# Work instruction 1
In the comment on cable TV pricing, roughly how many HDTV channels does the writer say are available?
# Work instruction 2
List the programming tiers that, according to the comment on cable TV pricing, the cable/dish companies require you to sign up for before you can get HDTV channels.
# Work instruction 3
Rewrite the comment on cable TV pricing starting with "Even if you're" and going on through "Nevermind commercial interruptions...", changing "family of five" to "family of six".

# Quoted passage
People like having their huge HD TVs with over 250 channels to chose from an any moment.

tv essentially destroy that.
Speak for yourself. I have an HDTV and I want a-la carte programming more than anything else right now. Do you have any idea what a pain in the ass it is to spend $90 a month just to get a handful of HDTV channels?
The cable/dish companies tier their programming so in order to get the 10 or so HDTV channels available they require you to sign up for basic, extended and digital first... bringing you around to $80-90 a month just so you can have the few channels of HD content you really want to watch.
Even if you're a family of five and you have three TV's let's say... you still can't watch 200 channels all at once... So you're paying for tons of channels that at any given time are completely useless to you. Given the crap programming that's out there, frankly, most of them are useless when you're watching them anyway! Nevermind commercial interruptions...

# Input data
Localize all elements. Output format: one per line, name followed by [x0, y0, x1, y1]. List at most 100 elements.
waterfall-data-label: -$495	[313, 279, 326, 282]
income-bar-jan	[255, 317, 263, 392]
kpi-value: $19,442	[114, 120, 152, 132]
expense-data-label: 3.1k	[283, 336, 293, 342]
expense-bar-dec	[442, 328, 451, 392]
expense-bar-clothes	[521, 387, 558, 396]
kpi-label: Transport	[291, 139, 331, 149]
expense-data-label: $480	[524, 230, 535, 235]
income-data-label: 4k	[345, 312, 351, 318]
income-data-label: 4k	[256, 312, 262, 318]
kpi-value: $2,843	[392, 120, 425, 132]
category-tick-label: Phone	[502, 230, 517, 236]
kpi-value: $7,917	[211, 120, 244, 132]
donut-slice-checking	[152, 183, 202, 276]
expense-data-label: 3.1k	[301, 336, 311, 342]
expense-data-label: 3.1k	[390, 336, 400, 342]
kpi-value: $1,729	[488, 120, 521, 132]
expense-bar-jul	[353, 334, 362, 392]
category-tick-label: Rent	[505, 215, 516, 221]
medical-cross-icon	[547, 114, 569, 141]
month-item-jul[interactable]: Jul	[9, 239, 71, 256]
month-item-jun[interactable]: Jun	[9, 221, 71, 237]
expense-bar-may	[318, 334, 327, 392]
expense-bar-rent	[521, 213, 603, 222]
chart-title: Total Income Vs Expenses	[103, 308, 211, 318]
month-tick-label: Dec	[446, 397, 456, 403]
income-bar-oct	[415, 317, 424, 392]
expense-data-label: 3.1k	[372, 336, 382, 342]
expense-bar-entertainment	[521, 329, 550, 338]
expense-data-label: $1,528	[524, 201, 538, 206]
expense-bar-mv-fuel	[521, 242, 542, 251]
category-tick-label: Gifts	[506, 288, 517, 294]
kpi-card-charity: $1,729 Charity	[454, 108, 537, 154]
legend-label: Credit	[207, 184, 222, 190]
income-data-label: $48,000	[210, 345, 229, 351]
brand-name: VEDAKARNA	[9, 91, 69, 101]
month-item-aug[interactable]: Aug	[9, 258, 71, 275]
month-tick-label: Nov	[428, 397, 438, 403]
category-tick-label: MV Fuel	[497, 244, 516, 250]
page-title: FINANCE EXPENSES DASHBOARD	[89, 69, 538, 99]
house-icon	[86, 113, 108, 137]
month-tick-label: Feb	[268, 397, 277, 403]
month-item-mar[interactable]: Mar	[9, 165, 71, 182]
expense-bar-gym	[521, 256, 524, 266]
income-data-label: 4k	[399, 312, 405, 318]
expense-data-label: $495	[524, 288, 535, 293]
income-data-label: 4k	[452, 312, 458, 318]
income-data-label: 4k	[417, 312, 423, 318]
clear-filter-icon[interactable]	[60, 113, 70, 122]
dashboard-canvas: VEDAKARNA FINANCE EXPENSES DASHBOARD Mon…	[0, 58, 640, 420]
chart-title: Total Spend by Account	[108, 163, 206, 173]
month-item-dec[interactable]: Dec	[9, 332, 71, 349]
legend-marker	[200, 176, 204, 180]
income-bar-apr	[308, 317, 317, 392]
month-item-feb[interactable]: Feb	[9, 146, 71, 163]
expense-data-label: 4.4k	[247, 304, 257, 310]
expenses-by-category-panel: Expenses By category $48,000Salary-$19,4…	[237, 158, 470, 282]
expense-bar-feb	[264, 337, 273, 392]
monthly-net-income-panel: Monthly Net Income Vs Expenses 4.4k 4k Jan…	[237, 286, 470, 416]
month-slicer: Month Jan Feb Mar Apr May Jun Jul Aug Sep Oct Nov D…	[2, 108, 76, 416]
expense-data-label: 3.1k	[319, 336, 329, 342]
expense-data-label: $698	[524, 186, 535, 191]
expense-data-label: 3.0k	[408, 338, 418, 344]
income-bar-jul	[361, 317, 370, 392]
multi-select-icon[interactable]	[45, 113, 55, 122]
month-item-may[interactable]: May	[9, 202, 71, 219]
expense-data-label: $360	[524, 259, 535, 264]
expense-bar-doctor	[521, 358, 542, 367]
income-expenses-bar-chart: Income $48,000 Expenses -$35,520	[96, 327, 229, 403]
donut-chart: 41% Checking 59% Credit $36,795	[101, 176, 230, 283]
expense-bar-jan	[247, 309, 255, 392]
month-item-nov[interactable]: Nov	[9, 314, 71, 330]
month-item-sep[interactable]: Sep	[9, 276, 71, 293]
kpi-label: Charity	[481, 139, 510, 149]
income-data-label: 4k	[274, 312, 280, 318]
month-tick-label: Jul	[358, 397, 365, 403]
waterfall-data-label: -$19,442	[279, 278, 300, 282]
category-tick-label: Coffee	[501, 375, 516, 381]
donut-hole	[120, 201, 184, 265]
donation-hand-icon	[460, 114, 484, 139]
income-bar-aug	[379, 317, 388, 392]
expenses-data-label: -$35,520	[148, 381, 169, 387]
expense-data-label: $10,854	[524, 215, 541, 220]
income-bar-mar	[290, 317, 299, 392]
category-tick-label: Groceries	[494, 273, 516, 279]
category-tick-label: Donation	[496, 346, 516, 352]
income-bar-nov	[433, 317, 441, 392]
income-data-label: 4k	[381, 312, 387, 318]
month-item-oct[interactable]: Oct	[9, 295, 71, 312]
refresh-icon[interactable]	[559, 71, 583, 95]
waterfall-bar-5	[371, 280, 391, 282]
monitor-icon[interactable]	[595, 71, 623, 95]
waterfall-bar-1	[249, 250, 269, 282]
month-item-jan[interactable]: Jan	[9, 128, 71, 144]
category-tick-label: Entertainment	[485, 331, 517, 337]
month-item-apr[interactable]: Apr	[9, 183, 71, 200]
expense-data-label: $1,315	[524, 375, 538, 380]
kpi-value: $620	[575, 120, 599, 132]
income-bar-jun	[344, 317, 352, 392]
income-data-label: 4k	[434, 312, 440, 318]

# Exercise answer 1
10 or so

# Exercise answer 2
basic, extended, digital

# Exercise answer 3
Even if you're a family of six and you have three TV's let's say... you still can't watch 200 channels all at once... So you're paying for tons of channels that at any given time are completely useless to you. Given the crap programming that's out there, frankly, most of them are useless when you're watching them anyway! Nevermind commercial interruptions...